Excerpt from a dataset
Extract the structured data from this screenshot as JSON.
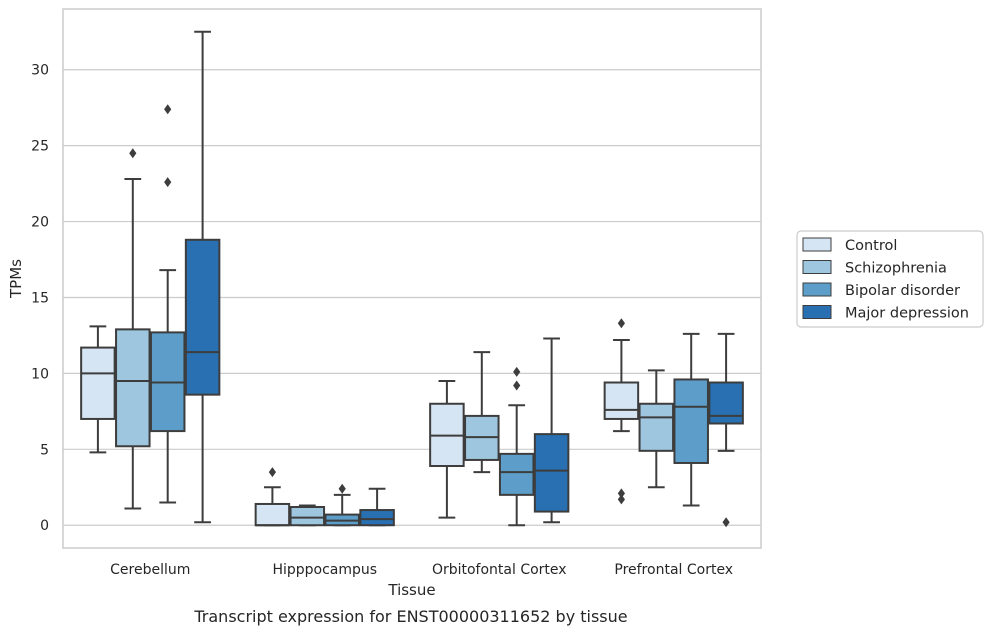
{
  "caption": "Transcript expression for ENST00000311652 by tissue",
  "chart_data": {
    "type": "boxplot",
    "title": "",
    "xlabel": "Tissue",
    "ylabel": "TPMs",
    "ylim": [
      -1.5,
      34.0
    ],
    "yticks": [
      0,
      5,
      10,
      15,
      20,
      25,
      30
    ],
    "grid": "horizontal",
    "legend_position": "right",
    "categories": [
      "Cerebellum",
      "Hipppocampus",
      "Orbitofontal Cortex",
      "Prefrontal Cortex"
    ],
    "series": [
      {
        "name": "Control",
        "color": "#d6e5f3",
        "boxes": [
          {
            "whislo": 4.8,
            "q1": 7.0,
            "med": 10.0,
            "q3": 11.7,
            "whishi": 13.1,
            "fliers": []
          },
          {
            "whislo": 0.0,
            "q1": 0.0,
            "med": 0.0,
            "q3": 1.4,
            "whishi": 2.5,
            "fliers": [
              3.5
            ]
          },
          {
            "whislo": 0.5,
            "q1": 3.9,
            "med": 5.9,
            "q3": 8.0,
            "whishi": 9.5,
            "fliers": []
          },
          {
            "whislo": 6.2,
            "q1": 7.0,
            "med": 7.6,
            "q3": 9.4,
            "whishi": 12.2,
            "fliers": [
              13.3,
              2.1,
              1.7
            ]
          }
        ]
      },
      {
        "name": "Schizophrenia",
        "color": "#9ec6de",
        "boxes": [
          {
            "whislo": 1.1,
            "q1": 5.2,
            "med": 9.5,
            "q3": 12.9,
            "whishi": 22.8,
            "fliers": [
              24.5
            ]
          },
          {
            "whislo": 0.0,
            "q1": 0.0,
            "med": 0.5,
            "q3": 1.2,
            "whishi": 1.3,
            "fliers": []
          },
          {
            "whislo": 3.5,
            "q1": 4.3,
            "med": 5.8,
            "q3": 7.2,
            "whishi": 11.4,
            "fliers": []
          },
          {
            "whislo": 2.5,
            "q1": 4.9,
            "med": 7.1,
            "q3": 8.0,
            "whishi": 10.2,
            "fliers": []
          }
        ]
      },
      {
        "name": "Bipolar disorder",
        "color": "#5c9ec9",
        "boxes": [
          {
            "whislo": 1.5,
            "q1": 6.2,
            "med": 9.4,
            "q3": 12.7,
            "whishi": 16.8,
            "fliers": [
              27.4,
              22.6
            ]
          },
          {
            "whislo": 0.0,
            "q1": 0.0,
            "med": 0.3,
            "q3": 0.7,
            "whishi": 2.0,
            "fliers": [
              2.4
            ]
          },
          {
            "whislo": 0.0,
            "q1": 2.0,
            "med": 3.5,
            "q3": 4.7,
            "whishi": 7.9,
            "fliers": [
              10.1,
              9.2
            ]
          },
          {
            "whislo": 1.3,
            "q1": 4.1,
            "med": 7.8,
            "q3": 9.6,
            "whishi": 12.6,
            "fliers": []
          }
        ]
      },
      {
        "name": "Major depression",
        "color": "#2870b1",
        "boxes": [
          {
            "whislo": 0.2,
            "q1": 8.6,
            "med": 11.4,
            "q3": 18.8,
            "whishi": 32.5,
            "fliers": []
          },
          {
            "whislo": 0.0,
            "q1": 0.0,
            "med": 0.4,
            "q3": 1.0,
            "whishi": 2.4,
            "fliers": []
          },
          {
            "whislo": 0.2,
            "q1": 0.9,
            "med": 3.6,
            "q3": 6.0,
            "whishi": 12.3,
            "fliers": []
          },
          {
            "whislo": 4.9,
            "q1": 6.7,
            "med": 7.2,
            "q3": 9.4,
            "whishi": 12.6,
            "fliers": [
              0.2
            ]
          }
        ]
      }
    ]
  }
}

• **Written instruction**
Above are the records; reproduce them exactly and leave out the pictures.

• **Complete answer**
Extract the structured data from this screenshot as JSON.
{
  "caption": "Transcript expression for ENST00000311652 by tissue",
  "chart_data": {
    "type": "boxplot",
    "title": "",
    "xlabel": "Tissue",
    "ylabel": "TPMs",
    "ylim": [
      -1.5,
      34.0
    ],
    "yticks": [
      0,
      5,
      10,
      15,
      20,
      25,
      30
    ],
    "grid": "horizontal",
    "legend_position": "right",
    "categories": [
      "Cerebellum",
      "Hipppocampus",
      "Orbitofontal Cortex",
      "Prefrontal Cortex"
    ],
    "series": [
      {
        "name": "Control",
        "color": "#d6e5f3",
        "boxes": [
          {
            "whislo": 4.8,
            "q1": 7.0,
            "med": 10.0,
            "q3": 11.7,
            "whishi": 13.1,
            "fliers": []
          },
          {
            "whislo": 0.0,
            "q1": 0.0,
            "med": 0.0,
            "q3": 1.4,
            "whishi": 2.5,
            "fliers": [
              3.5
            ]
          },
          {
            "whislo": 0.5,
            "q1": 3.9,
            "med": 5.9,
            "q3": 8.0,
            "whishi": 9.5,
            "fliers": []
          },
          {
            "whislo": 6.2,
            "q1": 7.0,
            "med": 7.6,
            "q3": 9.4,
            "whishi": 12.2,
            "fliers": [
              13.3,
              2.1,
              1.7
            ]
          }
        ]
      },
      {
        "name": "Schizophrenia",
        "color": "#9ec6de",
        "boxes": [
          {
            "whislo": 1.1,
            "q1": 5.2,
            "med": 9.5,
            "q3": 12.9,
            "whishi": 22.8,
            "fliers": [
              24.5
            ]
          },
          {
            "whislo": 0.0,
            "q1": 0.0,
            "med": 0.5,
            "q3": 1.2,
            "whishi": 1.3,
            "fliers": []
          },
          {
            "whislo": 3.5,
            "q1": 4.3,
            "med": 5.8,
            "q3": 7.2,
            "whishi": 11.4,
            "fliers": []
          },
          {
            "whislo": 2.5,
            "q1": 4.9,
            "med": 7.1,
            "q3": 8.0,
            "whishi": 10.2,
            "fliers": []
          }
        ]
      },
      {
        "name": "Bipolar disorder",
        "color": "#5c9ec9",
        "boxes": [
          {
            "whislo": 1.5,
            "q1": 6.2,
            "med": 9.4,
            "q3": 12.7,
            "whishi": 16.8,
            "fliers": [
              27.4,
              22.6
            ]
          },
          {
            "whislo": 0.0,
            "q1": 0.0,
            "med": 0.3,
            "q3": 0.7,
            "whishi": 2.0,
            "fliers": [
              2.4
            ]
          },
          {
            "whislo": 0.0,
            "q1": 2.0,
            "med": 3.5,
            "q3": 4.7,
            "whishi": 7.9,
            "fliers": [
              10.1,
              9.2
            ]
          },
          {
            "whislo": 1.3,
            "q1": 4.1,
            "med": 7.8,
            "q3": 9.6,
            "whishi": 12.6,
            "fliers": []
          }
        ]
      },
      {
        "name": "Major depression",
        "color": "#2870b1",
        "boxes": [
          {
            "whislo": 0.2,
            "q1": 8.6,
            "med": 11.4,
            "q3": 18.8,
            "whishi": 32.5,
            "fliers": []
          },
          {
            "whislo": 0.0,
            "q1": 0.0,
            "med": 0.4,
            "q3": 1.0,
            "whishi": 2.4,
            "fliers": []
          },
          {
            "whislo": 0.2,
            "q1": 0.9,
            "med": 3.6,
            "q3": 6.0,
            "whishi": 12.3,
            "fliers": []
          },
          {
            "whislo": 4.9,
            "q1": 6.7,
            "med": 7.2,
            "q3": 9.4,
            "whishi": 12.6,
            "fliers": [
              0.2
            ]
          }
        ]
      }
    ]
  }
}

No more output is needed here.